#### Stored records ####
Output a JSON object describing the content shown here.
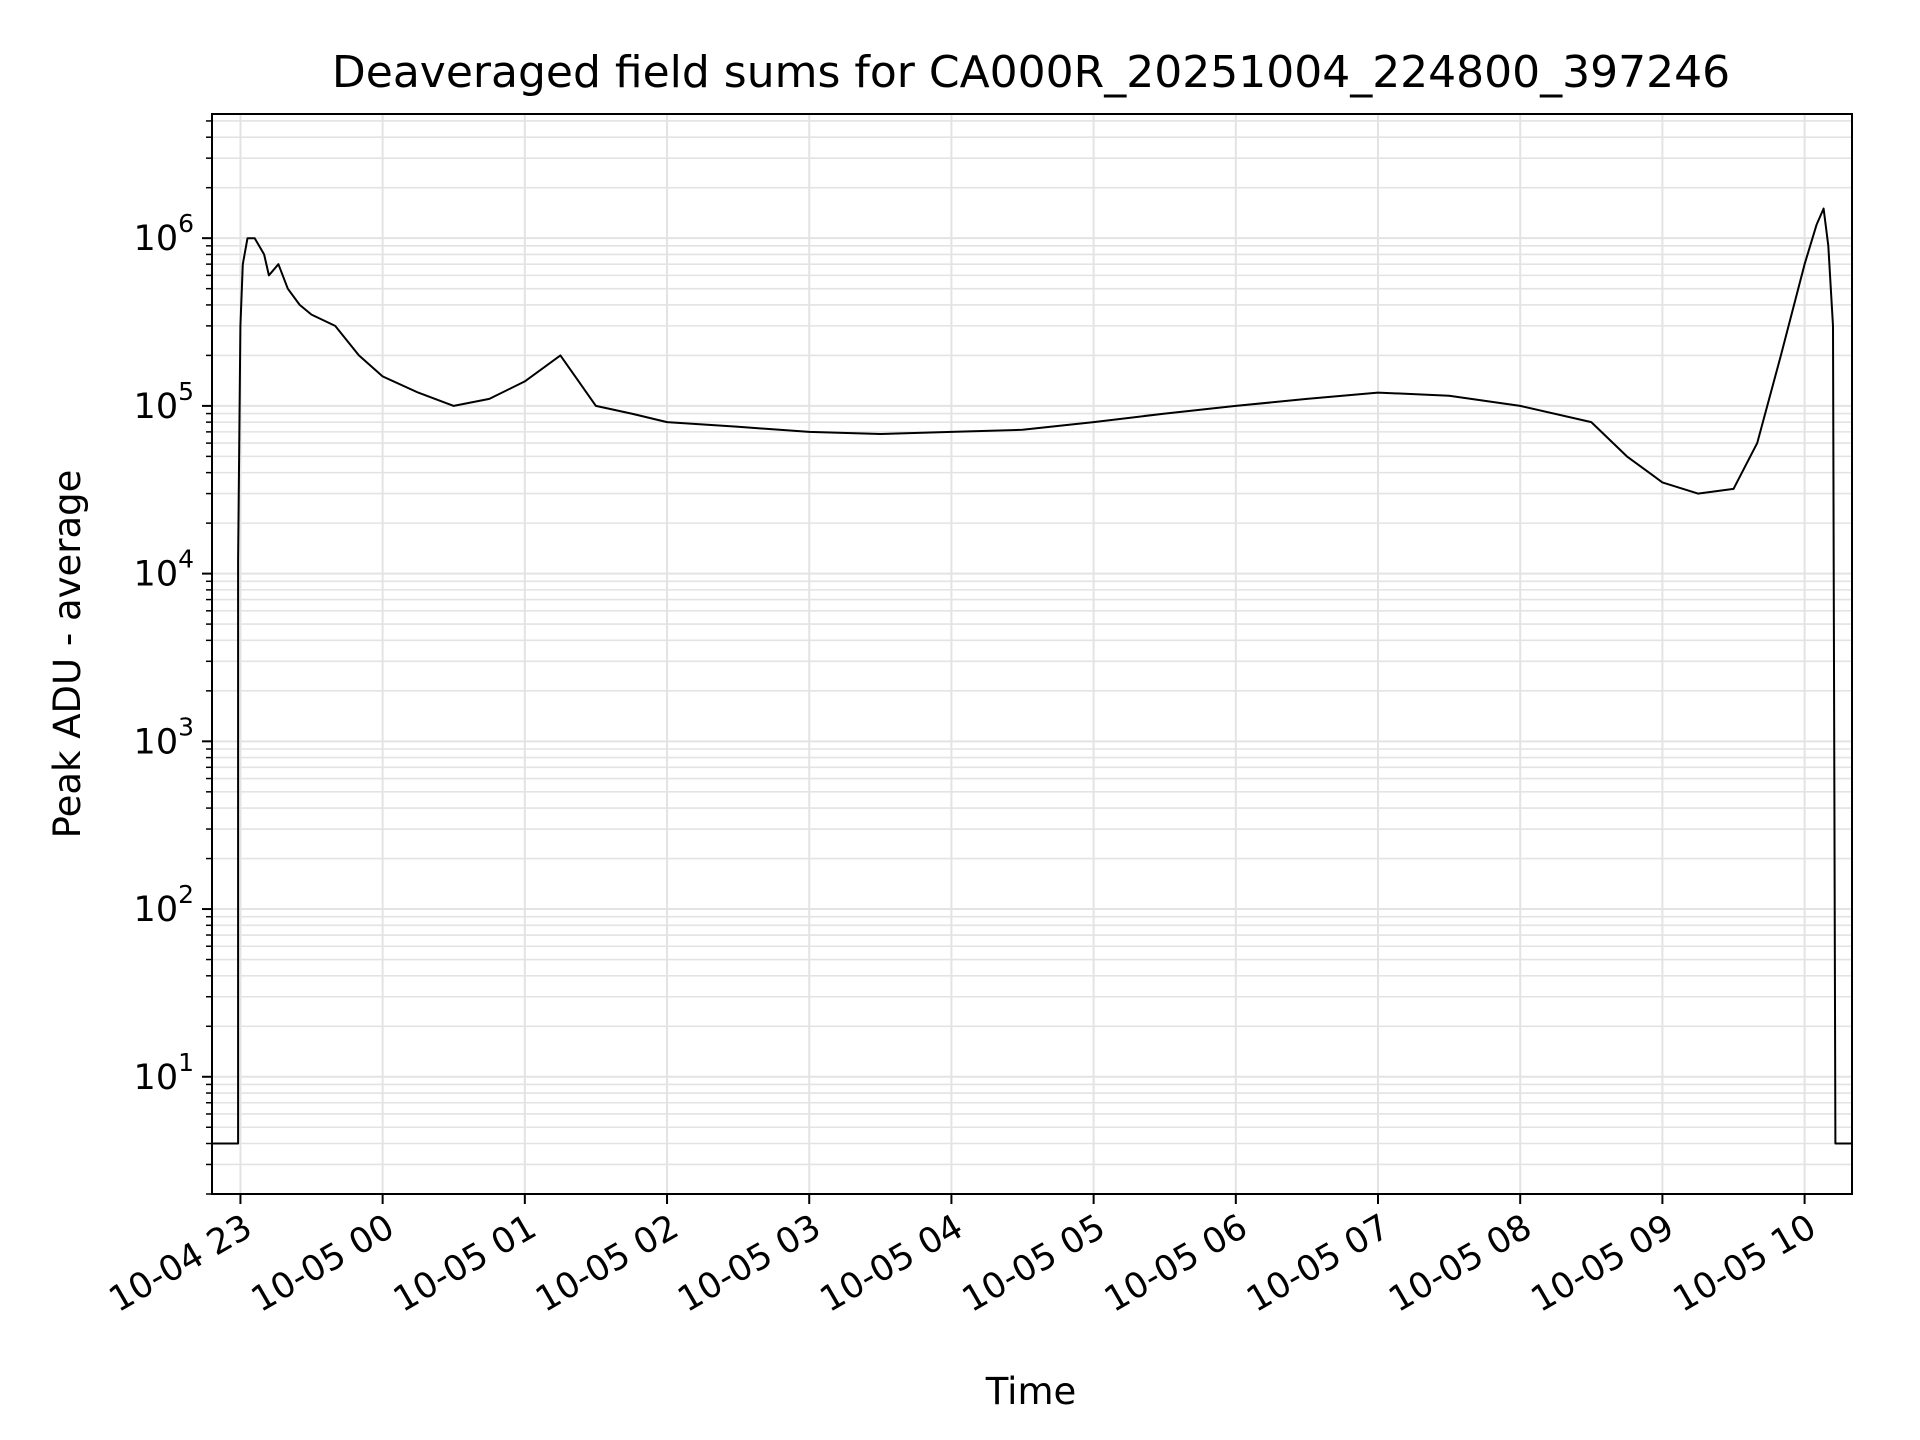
{
  "chart_data": {
    "type": "line",
    "title": "Deaveraged field sums for CA000R_20251004_224800_397246",
    "xlabel": "Time",
    "ylabel": "Peak ADU - average",
    "y_scale": "log",
    "ylim": [
      2,
      5500000
    ],
    "xlim": [
      "2025-10-04 22:48",
      "2025-10-05 10:20"
    ],
    "grid": true,
    "colors": {
      "line": "#000000",
      "grid": "#e3e3e3",
      "axes": "#000000",
      "background": "#ffffff"
    },
    "x_ticks": [
      {
        "time": "2025-10-04 23:00",
        "label": "10-04 23"
      },
      {
        "time": "2025-10-05 00:00",
        "label": "10-05 00"
      },
      {
        "time": "2025-10-05 01:00",
        "label": "10-05 01"
      },
      {
        "time": "2025-10-05 02:00",
        "label": "10-05 02"
      },
      {
        "time": "2025-10-05 03:00",
        "label": "10-05 03"
      },
      {
        "time": "2025-10-05 04:00",
        "label": "10-05 04"
      },
      {
        "time": "2025-10-05 05:00",
        "label": "10-05 05"
      },
      {
        "time": "2025-10-05 06:00",
        "label": "10-05 06"
      },
      {
        "time": "2025-10-05 07:00",
        "label": "10-05 07"
      },
      {
        "time": "2025-10-05 08:00",
        "label": "10-05 08"
      },
      {
        "time": "2025-10-05 09:00",
        "label": "10-05 09"
      },
      {
        "time": "2025-10-05 10:00",
        "label": "10-05 10"
      }
    ],
    "y_ticks": [
      {
        "value": 10,
        "base": "10",
        "exp": "1"
      },
      {
        "value": 100,
        "base": "10",
        "exp": "2"
      },
      {
        "value": 1000,
        "base": "10",
        "exp": "3"
      },
      {
        "value": 10000,
        "base": "10",
        "exp": "4"
      },
      {
        "value": 100000,
        "base": "10",
        "exp": "5"
      },
      {
        "value": 1000000,
        "base": "10",
        "exp": "6"
      }
    ],
    "series": [
      {
        "x": [
          "2025-10-04 22:48",
          "2025-10-04 22:59",
          "2025-10-04 22:59",
          "2025-10-04 23:00",
          "2025-10-04 23:01",
          "2025-10-04 23:03",
          "2025-10-04 23:06",
          "2025-10-04 23:10",
          "2025-10-04 23:12",
          "2025-10-04 23:16",
          "2025-10-04 23:20",
          "2025-10-04 23:25",
          "2025-10-04 23:30",
          "2025-10-04 23:40",
          "2025-10-04 23:50",
          "2025-10-05 00:00",
          "2025-10-05 00:15",
          "2025-10-05 00:30",
          "2025-10-05 00:45",
          "2025-10-05 01:00",
          "2025-10-05 01:15",
          "2025-10-05 01:30",
          "2025-10-05 01:45",
          "2025-10-05 02:00",
          "2025-10-05 02:30",
          "2025-10-05 03:00",
          "2025-10-05 03:30",
          "2025-10-05 04:00",
          "2025-10-05 04:30",
          "2025-10-05 05:00",
          "2025-10-05 05:30",
          "2025-10-05 06:00",
          "2025-10-05 06:30",
          "2025-10-05 07:00",
          "2025-10-05 07:30",
          "2025-10-05 08:00",
          "2025-10-05 08:30",
          "2025-10-05 08:45",
          "2025-10-05 09:00",
          "2025-10-05 09:15",
          "2025-10-05 09:30",
          "2025-10-05 09:40",
          "2025-10-05 09:50",
          "2025-10-05 10:00",
          "2025-10-05 10:05",
          "2025-10-05 10:08",
          "2025-10-05 10:10",
          "2025-10-05 10:12",
          "2025-10-05 10:13",
          "2025-10-05 10:20"
        ],
        "y": [
          4,
          4,
          12000,
          300000,
          700000,
          1000000,
          1000000,
          800000,
          600000,
          700000,
          500000,
          400000,
          350000,
          300000,
          200000,
          150000,
          120000,
          100000,
          110000,
          140000,
          200000,
          100000,
          90000,
          80000,
          75000,
          70000,
          68000,
          70000,
          72000,
          80000,
          90000,
          100000,
          110000,
          120000,
          115000,
          100000,
          80000,
          50000,
          35000,
          30000,
          32000,
          60000,
          200000,
          700000,
          1200000,
          1500000,
          900000,
          300000,
          4,
          4
        ]
      }
    ]
  }
}
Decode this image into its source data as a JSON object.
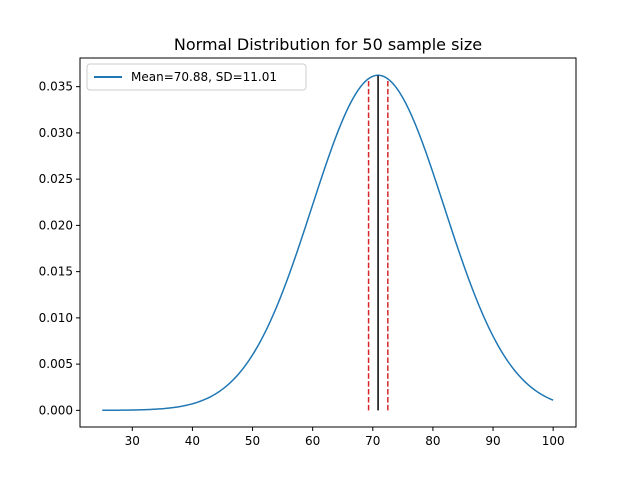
####
Show all lines from the records above where the word "value" occurs.

        "value": 10,
        "value": 100,
        "value": 1000,
        "value": 10000,
        "value": 100000,
        "value": 1000000,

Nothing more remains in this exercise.